-- Begin Information shown --
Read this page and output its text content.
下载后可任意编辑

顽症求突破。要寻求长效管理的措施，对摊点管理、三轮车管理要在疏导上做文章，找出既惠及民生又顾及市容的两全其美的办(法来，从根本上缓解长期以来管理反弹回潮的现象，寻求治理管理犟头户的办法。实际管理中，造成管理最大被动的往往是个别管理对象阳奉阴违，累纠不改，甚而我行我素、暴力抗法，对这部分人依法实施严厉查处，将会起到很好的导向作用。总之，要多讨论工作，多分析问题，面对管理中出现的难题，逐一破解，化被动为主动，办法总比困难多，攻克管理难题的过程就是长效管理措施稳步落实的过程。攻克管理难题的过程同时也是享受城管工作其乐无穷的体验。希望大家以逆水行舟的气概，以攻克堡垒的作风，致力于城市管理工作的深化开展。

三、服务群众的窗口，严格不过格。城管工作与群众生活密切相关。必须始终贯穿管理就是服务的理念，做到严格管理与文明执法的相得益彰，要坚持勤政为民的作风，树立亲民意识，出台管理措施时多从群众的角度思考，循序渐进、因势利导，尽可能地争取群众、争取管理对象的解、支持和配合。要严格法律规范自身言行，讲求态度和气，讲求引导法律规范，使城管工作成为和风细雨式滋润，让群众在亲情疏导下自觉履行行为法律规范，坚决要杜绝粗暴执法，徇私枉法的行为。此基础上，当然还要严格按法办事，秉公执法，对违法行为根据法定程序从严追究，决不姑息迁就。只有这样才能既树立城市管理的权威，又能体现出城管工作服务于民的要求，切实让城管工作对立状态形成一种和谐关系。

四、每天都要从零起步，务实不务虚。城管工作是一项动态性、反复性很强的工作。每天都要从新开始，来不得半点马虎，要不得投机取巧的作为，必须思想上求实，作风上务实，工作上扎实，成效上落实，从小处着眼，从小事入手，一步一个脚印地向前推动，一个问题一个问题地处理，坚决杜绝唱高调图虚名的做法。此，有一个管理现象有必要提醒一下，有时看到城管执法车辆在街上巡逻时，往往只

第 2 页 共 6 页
-- End Information shown --
-- Begin Information shown --
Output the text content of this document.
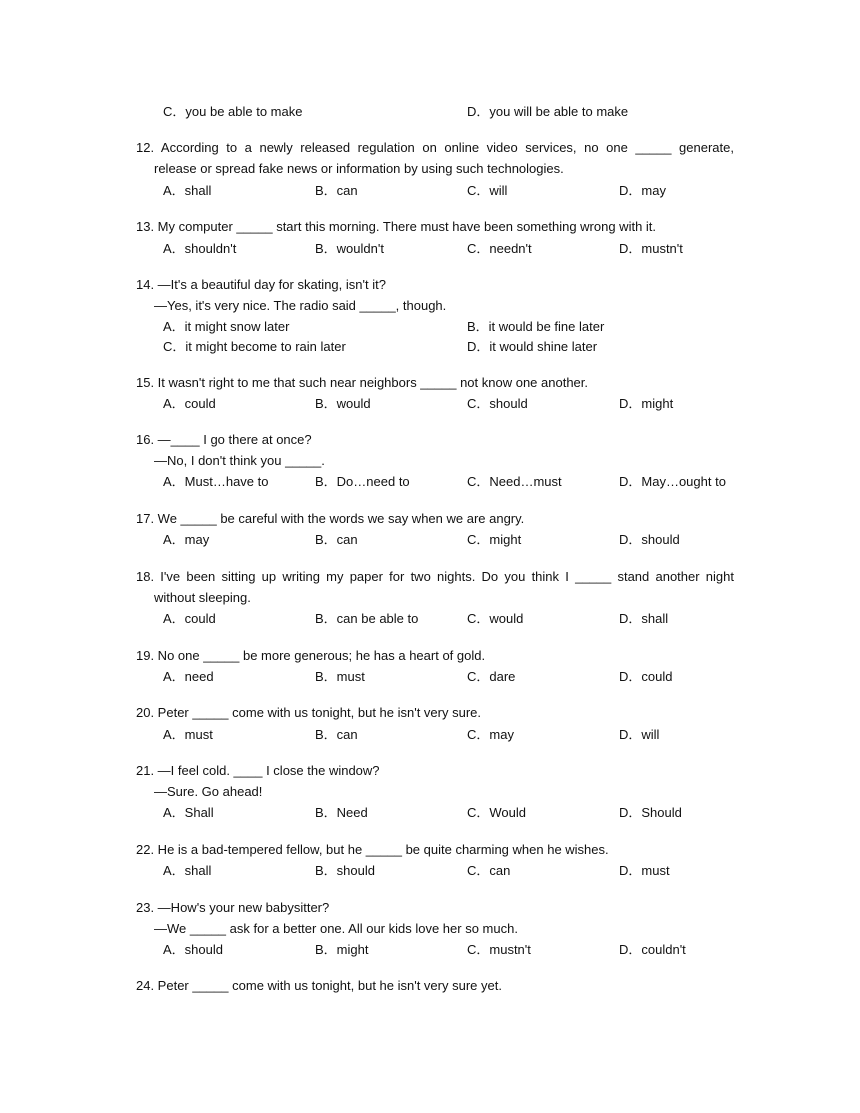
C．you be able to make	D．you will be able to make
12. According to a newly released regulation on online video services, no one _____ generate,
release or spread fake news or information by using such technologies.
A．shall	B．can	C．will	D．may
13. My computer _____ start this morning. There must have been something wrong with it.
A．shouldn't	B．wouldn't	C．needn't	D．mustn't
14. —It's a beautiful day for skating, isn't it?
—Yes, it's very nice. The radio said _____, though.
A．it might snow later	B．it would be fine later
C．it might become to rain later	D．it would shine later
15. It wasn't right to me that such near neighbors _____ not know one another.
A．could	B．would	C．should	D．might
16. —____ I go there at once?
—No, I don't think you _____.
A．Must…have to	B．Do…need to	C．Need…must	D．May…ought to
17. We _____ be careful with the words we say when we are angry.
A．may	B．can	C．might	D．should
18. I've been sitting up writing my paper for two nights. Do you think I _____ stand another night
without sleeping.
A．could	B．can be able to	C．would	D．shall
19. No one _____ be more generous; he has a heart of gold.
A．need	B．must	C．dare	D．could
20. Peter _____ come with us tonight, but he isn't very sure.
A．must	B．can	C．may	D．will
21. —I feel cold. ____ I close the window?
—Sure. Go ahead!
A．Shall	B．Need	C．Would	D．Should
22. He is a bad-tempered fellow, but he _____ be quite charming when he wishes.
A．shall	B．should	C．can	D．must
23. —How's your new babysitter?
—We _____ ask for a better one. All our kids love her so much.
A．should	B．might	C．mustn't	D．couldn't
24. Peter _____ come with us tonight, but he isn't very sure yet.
-- End Information shown --
(Exercise goal) Within the data above, pick out all lines holding the word "think".

(Written solution)
—No, I don't think you _____.
18. I've been sitting up writing my paper for two nights. Do you think I _____ stand another night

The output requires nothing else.